Dataset items
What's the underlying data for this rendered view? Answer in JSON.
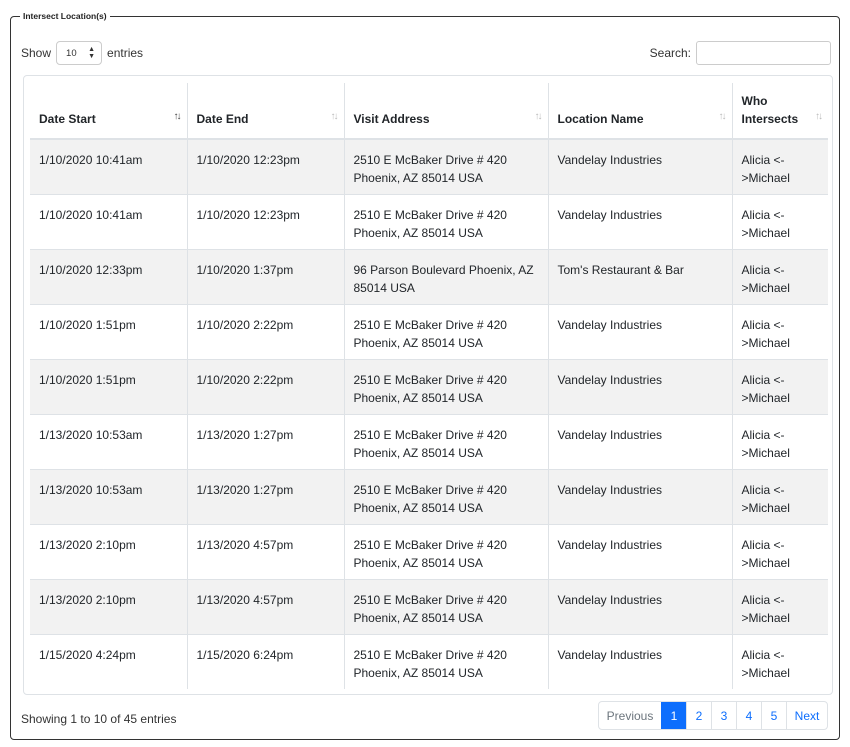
{
  "section_title": "Intersect Location(s)",
  "length": {
    "show_label": "Show",
    "value": "10",
    "entries_label": "entries"
  },
  "search": {
    "label": "Search:",
    "value": ""
  },
  "table": {
    "headers": [
      "Date Start",
      "Date End",
      "Visit Address",
      "Location Name",
      "Who Intersects"
    ],
    "rows": [
      [
        "1/10/2020 10:41am",
        "1/10/2020 12:23pm",
        "2510 E McBaker Drive # 420 Phoenix, AZ 85014 USA",
        "Vandelay Industries",
        "Alicia <->Michael"
      ],
      [
        "1/10/2020 10:41am",
        "1/10/2020 12:23pm",
        "2510 E McBaker Drive # 420 Phoenix, AZ 85014 USA",
        "Vandelay Industries",
        "Alicia <->Michael"
      ],
      [
        "1/10/2020 12:33pm",
        "1/10/2020 1:37pm",
        "96 Parson Boulevard Phoenix, AZ 85014 USA",
        "Tom's Restaurant & Bar",
        "Alicia <->Michael"
      ],
      [
        "1/10/2020 1:51pm",
        "1/10/2020 2:22pm",
        "2510 E McBaker Drive # 420 Phoenix, AZ 85014 USA",
        "Vandelay Industries",
        "Alicia <->Michael"
      ],
      [
        "1/10/2020 1:51pm",
        "1/10/2020 2:22pm",
        "2510 E McBaker Drive # 420 Phoenix, AZ 85014 USA",
        "Vandelay Industries",
        "Alicia <->Michael"
      ],
      [
        "1/13/2020 10:53am",
        "1/13/2020 1:27pm",
        "2510 E McBaker Drive # 420 Phoenix, AZ 85014 USA",
        "Vandelay Industries",
        "Alicia <->Michael"
      ],
      [
        "1/13/2020 10:53am",
        "1/13/2020 1:27pm",
        "2510 E McBaker Drive # 420 Phoenix, AZ 85014 USA",
        "Vandelay Industries",
        "Alicia <->Michael"
      ],
      [
        "1/13/2020 2:10pm",
        "1/13/2020 4:57pm",
        "2510 E McBaker Drive # 420 Phoenix, AZ 85014 USA",
        "Vandelay Industries",
        "Alicia <->Michael"
      ],
      [
        "1/13/2020 2:10pm",
        "1/13/2020 4:57pm",
        "2510 E McBaker Drive # 420 Phoenix, AZ 85014 USA",
        "Vandelay Industries",
        "Alicia <->Michael"
      ],
      [
        "1/15/2020 4:24pm",
        "1/15/2020 6:24pm",
        "2510 E McBaker Drive # 420 Phoenix, AZ 85014 USA",
        "Vandelay Industries",
        "Alicia <->Michael"
      ]
    ]
  },
  "info": "Showing 1 to 10 of 45 entries",
  "pagination": {
    "previous": "Previous",
    "pages": [
      "1",
      "2",
      "3",
      "4",
      "5"
    ],
    "active": "1",
    "next": "Next"
  },
  "colors": {
    "accent": "#0d6efd",
    "stripe": "#f2f2f2",
    "border": "#dee2e6"
  }
}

▶ **Exercise objective**
Exact duplication of all the records is required; pictures are omitted from the copy.

▶ **Task output**
What's the underlying data for this rendered view? Answer in JSON.
{
  "section_title": "Intersect Location(s)",
  "length": {
    "show_label": "Show",
    "value": "10",
    "entries_label": "entries"
  },
  "search": {
    "label": "Search:",
    "value": ""
  },
  "table": {
    "headers": [
      "Date Start",
      "Date End",
      "Visit Address",
      "Location Name",
      "Who Intersects"
    ],
    "rows": [
      [
        "1/10/2020 10:41am",
        "1/10/2020 12:23pm",
        "2510 E McBaker Drive # 420 Phoenix, AZ 85014 USA",
        "Vandelay Industries",
        "Alicia <->Michael"
      ],
      [
        "1/10/2020 10:41am",
        "1/10/2020 12:23pm",
        "2510 E McBaker Drive # 420 Phoenix, AZ 85014 USA",
        "Vandelay Industries",
        "Alicia <->Michael"
      ],
      [
        "1/10/2020 12:33pm",
        "1/10/2020 1:37pm",
        "96 Parson Boulevard Phoenix, AZ 85014 USA",
        "Tom's Restaurant & Bar",
        "Alicia <->Michael"
      ],
      [
        "1/10/2020 1:51pm",
        "1/10/2020 2:22pm",
        "2510 E McBaker Drive # 420 Phoenix, AZ 85014 USA",
        "Vandelay Industries",
        "Alicia <->Michael"
      ],
      [
        "1/10/2020 1:51pm",
        "1/10/2020 2:22pm",
        "2510 E McBaker Drive # 420 Phoenix, AZ 85014 USA",
        "Vandelay Industries",
        "Alicia <->Michael"
      ],
      [
        "1/13/2020 10:53am",
        "1/13/2020 1:27pm",
        "2510 E McBaker Drive # 420 Phoenix, AZ 85014 USA",
        "Vandelay Industries",
        "Alicia <->Michael"
      ],
      [
        "1/13/2020 10:53am",
        "1/13/2020 1:27pm",
        "2510 E McBaker Drive # 420 Phoenix, AZ 85014 USA",
        "Vandelay Industries",
        "Alicia <->Michael"
      ],
      [
        "1/13/2020 2:10pm",
        "1/13/2020 4:57pm",
        "2510 E McBaker Drive # 420 Phoenix, AZ 85014 USA",
        "Vandelay Industries",
        "Alicia <->Michael"
      ],
      [
        "1/13/2020 2:10pm",
        "1/13/2020 4:57pm",
        "2510 E McBaker Drive # 420 Phoenix, AZ 85014 USA",
        "Vandelay Industries",
        "Alicia <->Michael"
      ],
      [
        "1/15/2020 4:24pm",
        "1/15/2020 6:24pm",
        "2510 E McBaker Drive # 420 Phoenix, AZ 85014 USA",
        "Vandelay Industries",
        "Alicia <->Michael"
      ]
    ]
  },
  "info": "Showing 1 to 10 of 45 entries",
  "pagination": {
    "previous": "Previous",
    "pages": [
      "1",
      "2",
      "3",
      "4",
      "5"
    ],
    "active": "1",
    "next": "Next"
  },
  "colors": {
    "accent": "#0d6efd",
    "stripe": "#f2f2f2",
    "border": "#dee2e6"
  }
}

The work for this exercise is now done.